▸ **EXERCISE**
Using the records below, locate all lines containing "title" and return them.

.....

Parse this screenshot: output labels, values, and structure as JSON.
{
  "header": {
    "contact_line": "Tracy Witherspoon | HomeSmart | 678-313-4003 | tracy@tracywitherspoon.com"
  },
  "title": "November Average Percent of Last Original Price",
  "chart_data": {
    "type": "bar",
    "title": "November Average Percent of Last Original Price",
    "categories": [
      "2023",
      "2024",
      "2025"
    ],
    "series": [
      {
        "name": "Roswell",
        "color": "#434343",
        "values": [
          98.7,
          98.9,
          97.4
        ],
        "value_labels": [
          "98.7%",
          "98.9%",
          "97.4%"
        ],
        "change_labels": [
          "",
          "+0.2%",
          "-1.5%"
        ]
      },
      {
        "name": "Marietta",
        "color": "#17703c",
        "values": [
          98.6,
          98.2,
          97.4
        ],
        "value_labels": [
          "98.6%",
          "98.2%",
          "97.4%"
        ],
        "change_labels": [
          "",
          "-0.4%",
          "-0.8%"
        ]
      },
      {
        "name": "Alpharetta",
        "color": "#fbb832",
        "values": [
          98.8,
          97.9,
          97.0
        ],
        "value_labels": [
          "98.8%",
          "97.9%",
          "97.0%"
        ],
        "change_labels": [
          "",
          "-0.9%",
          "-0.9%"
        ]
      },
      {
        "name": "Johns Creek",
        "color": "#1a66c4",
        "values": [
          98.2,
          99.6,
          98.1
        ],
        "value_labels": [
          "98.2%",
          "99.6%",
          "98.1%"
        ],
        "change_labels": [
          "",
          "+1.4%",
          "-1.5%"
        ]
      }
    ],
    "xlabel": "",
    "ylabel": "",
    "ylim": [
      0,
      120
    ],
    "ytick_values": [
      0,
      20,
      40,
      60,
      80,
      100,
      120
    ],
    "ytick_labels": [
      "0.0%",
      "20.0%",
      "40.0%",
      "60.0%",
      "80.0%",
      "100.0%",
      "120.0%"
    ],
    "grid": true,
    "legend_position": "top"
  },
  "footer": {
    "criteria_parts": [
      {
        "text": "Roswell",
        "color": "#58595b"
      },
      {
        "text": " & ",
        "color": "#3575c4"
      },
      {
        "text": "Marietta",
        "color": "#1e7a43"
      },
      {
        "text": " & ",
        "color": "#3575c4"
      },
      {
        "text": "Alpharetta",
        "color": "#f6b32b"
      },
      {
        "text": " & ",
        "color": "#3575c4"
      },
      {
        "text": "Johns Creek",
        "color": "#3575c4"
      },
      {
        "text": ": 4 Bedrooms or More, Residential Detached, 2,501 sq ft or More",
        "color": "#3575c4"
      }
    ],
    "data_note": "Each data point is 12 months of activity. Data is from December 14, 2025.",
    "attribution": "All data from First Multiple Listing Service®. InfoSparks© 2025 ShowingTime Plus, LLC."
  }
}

.....

▸ **TASK SOLUTION**
  "title": "November Average Percent of Last Original Price",
    "title": "November Average Percent of Last Original Price",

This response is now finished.